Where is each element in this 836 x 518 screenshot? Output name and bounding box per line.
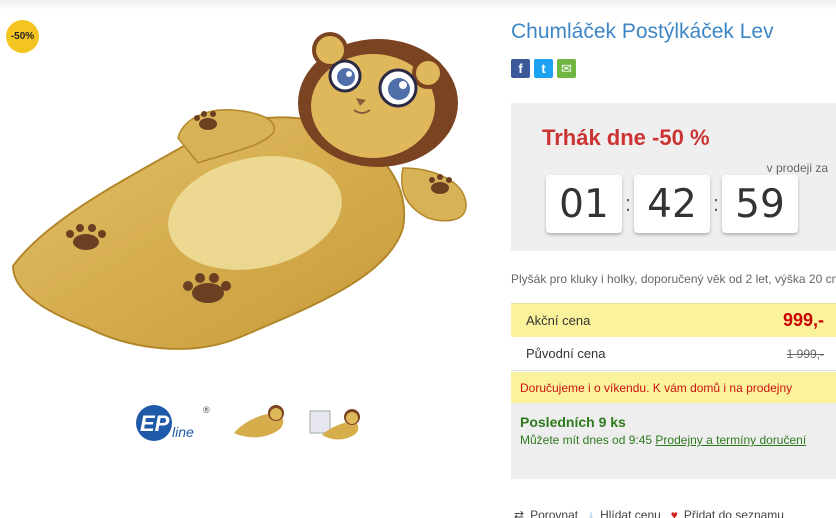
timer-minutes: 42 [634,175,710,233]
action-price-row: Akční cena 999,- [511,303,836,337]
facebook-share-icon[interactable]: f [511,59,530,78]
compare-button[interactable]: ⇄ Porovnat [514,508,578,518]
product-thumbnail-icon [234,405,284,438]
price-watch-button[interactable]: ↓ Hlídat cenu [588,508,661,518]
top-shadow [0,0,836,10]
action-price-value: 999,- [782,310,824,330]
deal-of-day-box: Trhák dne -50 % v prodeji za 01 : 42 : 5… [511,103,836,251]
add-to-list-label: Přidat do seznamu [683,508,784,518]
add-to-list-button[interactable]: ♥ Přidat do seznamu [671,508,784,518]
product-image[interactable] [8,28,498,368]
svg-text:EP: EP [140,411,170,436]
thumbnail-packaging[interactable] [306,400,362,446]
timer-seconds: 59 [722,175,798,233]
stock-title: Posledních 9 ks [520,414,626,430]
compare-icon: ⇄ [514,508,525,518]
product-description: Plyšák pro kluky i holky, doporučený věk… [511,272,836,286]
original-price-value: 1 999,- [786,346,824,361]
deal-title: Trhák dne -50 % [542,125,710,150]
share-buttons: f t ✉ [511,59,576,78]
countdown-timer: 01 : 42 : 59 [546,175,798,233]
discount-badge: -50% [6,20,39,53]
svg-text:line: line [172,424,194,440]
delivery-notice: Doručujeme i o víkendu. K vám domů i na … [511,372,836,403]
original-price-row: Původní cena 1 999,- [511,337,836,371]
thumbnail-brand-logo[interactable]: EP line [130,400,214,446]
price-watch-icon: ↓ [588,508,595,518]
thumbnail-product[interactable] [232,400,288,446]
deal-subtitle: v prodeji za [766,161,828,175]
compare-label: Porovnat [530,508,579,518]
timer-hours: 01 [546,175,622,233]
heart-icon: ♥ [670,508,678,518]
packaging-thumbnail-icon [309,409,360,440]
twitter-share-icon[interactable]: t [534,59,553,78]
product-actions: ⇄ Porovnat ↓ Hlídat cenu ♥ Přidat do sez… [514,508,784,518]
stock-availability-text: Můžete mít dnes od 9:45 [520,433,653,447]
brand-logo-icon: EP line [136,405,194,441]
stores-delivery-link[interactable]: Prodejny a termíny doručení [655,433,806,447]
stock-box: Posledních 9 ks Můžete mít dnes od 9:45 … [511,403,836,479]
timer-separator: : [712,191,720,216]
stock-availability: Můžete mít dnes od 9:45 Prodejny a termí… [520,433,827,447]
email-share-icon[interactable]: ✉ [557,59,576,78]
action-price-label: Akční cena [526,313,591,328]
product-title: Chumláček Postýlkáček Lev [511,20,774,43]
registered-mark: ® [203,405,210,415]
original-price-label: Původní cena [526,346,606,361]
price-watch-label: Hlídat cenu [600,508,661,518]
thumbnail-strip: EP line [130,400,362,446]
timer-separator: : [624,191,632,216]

--------

Pick out every line in the rows above that contains the string "icon", matching case exactly, and copy each of those lines.

facebook-share-icon[interactable]: f [511,59,530,78]
product-thumbnail-icon [234,405,284,438]
compare-icon: ⇄ [514,508,525,518]
price-watch-icon: ↓ [588,508,595,518]
heart-icon: ♥ [670,508,678,518]
packaging-thumbnail-icon [309,409,360,440]
twitter-share-icon[interactable]: t [534,59,553,78]
brand-logo-icon: EP line [136,405,194,441]
email-share-icon[interactable]: ✉ [557,59,576,78]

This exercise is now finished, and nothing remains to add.